>> start Records supplied

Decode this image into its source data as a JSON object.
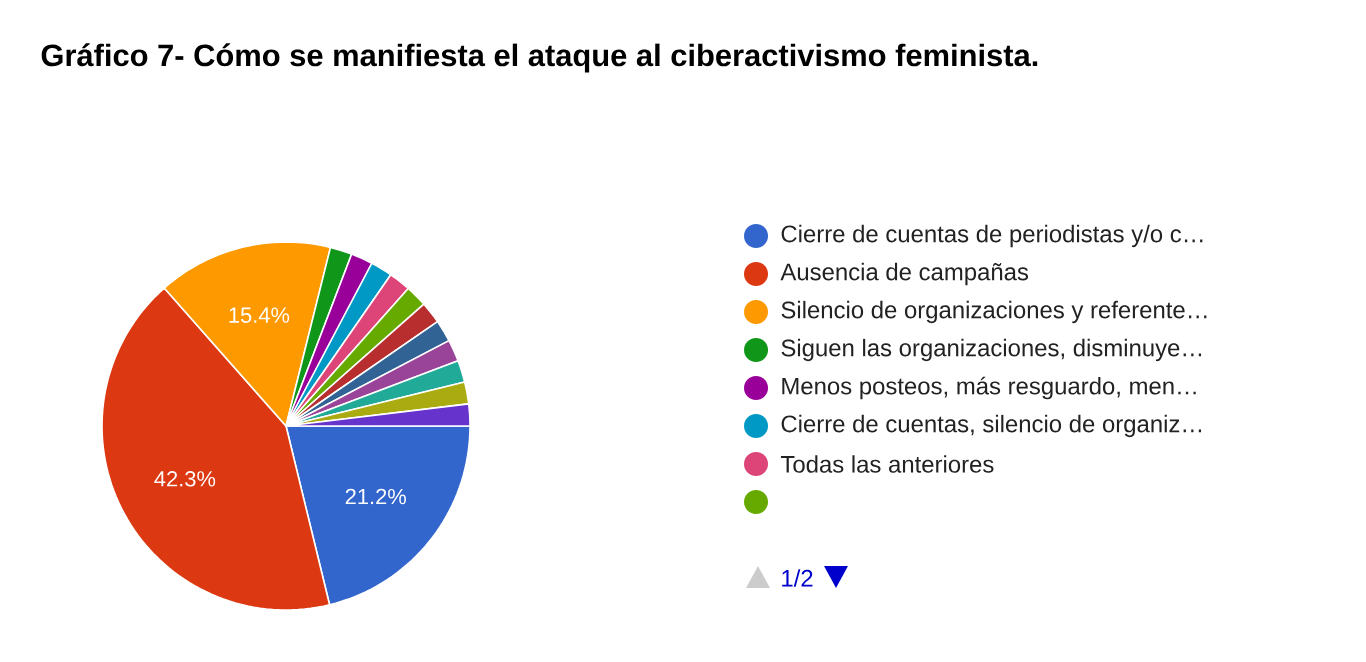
{
  "chart_data": {
    "type": "pie",
    "title": "Gráfico 7- Cómo se manifiesta el ataque al ciberactivismo feminista.",
    "categories": [
      "Cierre de cuentas de periodistas y/o c…",
      "Ausencia de campañas",
      "Silencio de organizaciones y referente…",
      "Siguen las organizaciones, disminuye…",
      "Menos posteos, más resguardo, men…",
      "Cierre de cuentas, silencio de organiz…",
      "Todas las anteriores",
      null,
      null,
      null,
      null,
      null,
      null,
      null
    ],
    "values": [
      21.2,
      42.3,
      15.4,
      1.92,
      1.92,
      1.92,
      1.92,
      1.92,
      1.92,
      1.92,
      1.92,
      1.92,
      1.92,
      1.92
    ],
    "colors": [
      "#3366cc",
      "#dc3912",
      "#ff9900",
      "#109618",
      "#990099",
      "#0099c6",
      "#dd4477",
      "#66aa00",
      "#b82e2e",
      "#316395",
      "#994499",
      "#22aa99",
      "#aaaa11",
      "#6633cc"
    ],
    "value_labels": [
      "21.2%",
      "42.3%",
      "15.4%",
      null,
      null,
      null,
      null,
      null,
      null,
      null,
      null,
      null,
      null,
      null
    ],
    "legend": "right",
    "annotations": [
      "1/2"
    ]
  }
}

>> end Records supplied

What you should do: Pick out lines containing the word "Cierre", each one as written.

Exercise solution:
      "Cierre de cuentas de periodistas y/o c…",
      "Cierre de cuentas, silencio de organiz…",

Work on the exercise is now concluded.